DATASET CONTENT
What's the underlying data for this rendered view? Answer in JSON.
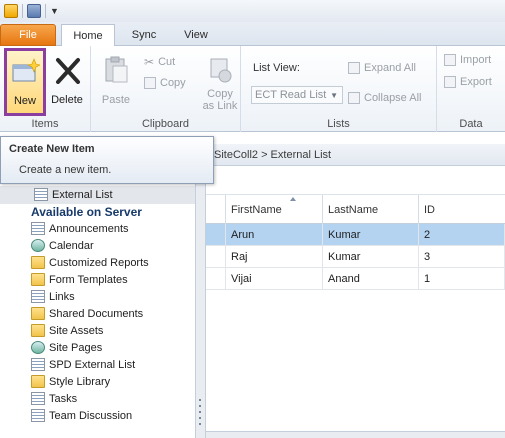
{
  "tabs": {
    "file": "File",
    "home": "Home",
    "sync": "Sync",
    "view": "View"
  },
  "ribbon": {
    "items_group": {
      "label": "Items",
      "new_label": "New",
      "delete_label": "Delete"
    },
    "clipboard_group": {
      "label": "Clipboard",
      "paste_label": "Paste",
      "cut_label": "Cut",
      "copy_label": "Copy",
      "copy_as_link_line1": "Copy",
      "copy_as_link_line2": "as Link"
    },
    "lists_group": {
      "label": "Lists",
      "list_view_label": "List View:",
      "list_view_value": "ECT Read List",
      "expand_all_label": "Expand All",
      "collapse_all_label": "Collapse All"
    },
    "data_group": {
      "label": "Data",
      "import_label": "Import",
      "export_label": "Export"
    }
  },
  "tooltip": {
    "title": "Create New Item",
    "body": "Create a new item."
  },
  "breadcrumb": "SiteColl2 > External List",
  "tree": {
    "selected_item": "External List",
    "section_title": "Available on Server",
    "items": [
      {
        "label": "Announcements",
        "icon": "list-icon"
      },
      {
        "label": "Calendar",
        "icon": "calendar-icon"
      },
      {
        "label": "Customized Reports",
        "icon": "folder-icon"
      },
      {
        "label": "Form Templates",
        "icon": "folder-icon"
      },
      {
        "label": "Links",
        "icon": "list-icon"
      },
      {
        "label": "Shared Documents",
        "icon": "folder-icon"
      },
      {
        "label": "Site Assets",
        "icon": "folder-icon"
      },
      {
        "label": "Site Pages",
        "icon": "calendar-icon"
      },
      {
        "label": "SPD External List",
        "icon": "list-icon"
      },
      {
        "label": "Style Library",
        "icon": "folder-icon"
      },
      {
        "label": "Tasks",
        "icon": "list-icon"
      },
      {
        "label": "Team Discussion",
        "icon": "list-icon"
      }
    ]
  },
  "grid": {
    "columns": [
      "FirstName",
      "LastName",
      "ID"
    ],
    "rows": [
      {
        "first": "Arun",
        "last": "Kumar",
        "id": "2",
        "selected": true
      },
      {
        "first": "Raj",
        "last": "Kumar",
        "id": "3",
        "selected": false
      },
      {
        "first": "Vijai",
        "last": "Anand",
        "id": "1",
        "selected": false
      }
    ]
  },
  "colors": {
    "file_tab": "#e6760f",
    "highlight_border": "#8a3fa0",
    "selected_row": "#b4d3f0"
  }
}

PROBLEM TO SOLVE
Go through the listing above and write it all out exactly, leaving out any picture.

COMPLETE ANSWER
What's the underlying data for this rendered view? Answer in JSON.
{
  "tabs": {
    "file": "File",
    "home": "Home",
    "sync": "Sync",
    "view": "View"
  },
  "ribbon": {
    "items_group": {
      "label": "Items",
      "new_label": "New",
      "delete_label": "Delete"
    },
    "clipboard_group": {
      "label": "Clipboard",
      "paste_label": "Paste",
      "cut_label": "Cut",
      "copy_label": "Copy",
      "copy_as_link_line1": "Copy",
      "copy_as_link_line2": "as Link"
    },
    "lists_group": {
      "label": "Lists",
      "list_view_label": "List View:",
      "list_view_value": "ECT Read List",
      "expand_all_label": "Expand All",
      "collapse_all_label": "Collapse All"
    },
    "data_group": {
      "label": "Data",
      "import_label": "Import",
      "export_label": "Export"
    }
  },
  "tooltip": {
    "title": "Create New Item",
    "body": "Create a new item."
  },
  "breadcrumb": "SiteColl2 > External List",
  "tree": {
    "selected_item": "External List",
    "section_title": "Available on Server",
    "items": [
      {
        "label": "Announcements",
        "icon": "list-icon"
      },
      {
        "label": "Calendar",
        "icon": "calendar-icon"
      },
      {
        "label": "Customized Reports",
        "icon": "folder-icon"
      },
      {
        "label": "Form Templates",
        "icon": "folder-icon"
      },
      {
        "label": "Links",
        "icon": "list-icon"
      },
      {
        "label": "Shared Documents",
        "icon": "folder-icon"
      },
      {
        "label": "Site Assets",
        "icon": "folder-icon"
      },
      {
        "label": "Site Pages",
        "icon": "calendar-icon"
      },
      {
        "label": "SPD External List",
        "icon": "list-icon"
      },
      {
        "label": "Style Library",
        "icon": "folder-icon"
      },
      {
        "label": "Tasks",
        "icon": "list-icon"
      },
      {
        "label": "Team Discussion",
        "icon": "list-icon"
      }
    ]
  },
  "grid": {
    "columns": [
      "FirstName",
      "LastName",
      "ID"
    ],
    "rows": [
      {
        "first": "Arun",
        "last": "Kumar",
        "id": "2",
        "selected": true
      },
      {
        "first": "Raj",
        "last": "Kumar",
        "id": "3",
        "selected": false
      },
      {
        "first": "Vijai",
        "last": "Anand",
        "id": "1",
        "selected": false
      }
    ]
  },
  "colors": {
    "file_tab": "#e6760f",
    "highlight_border": "#8a3fa0",
    "selected_row": "#b4d3f0"
  }
}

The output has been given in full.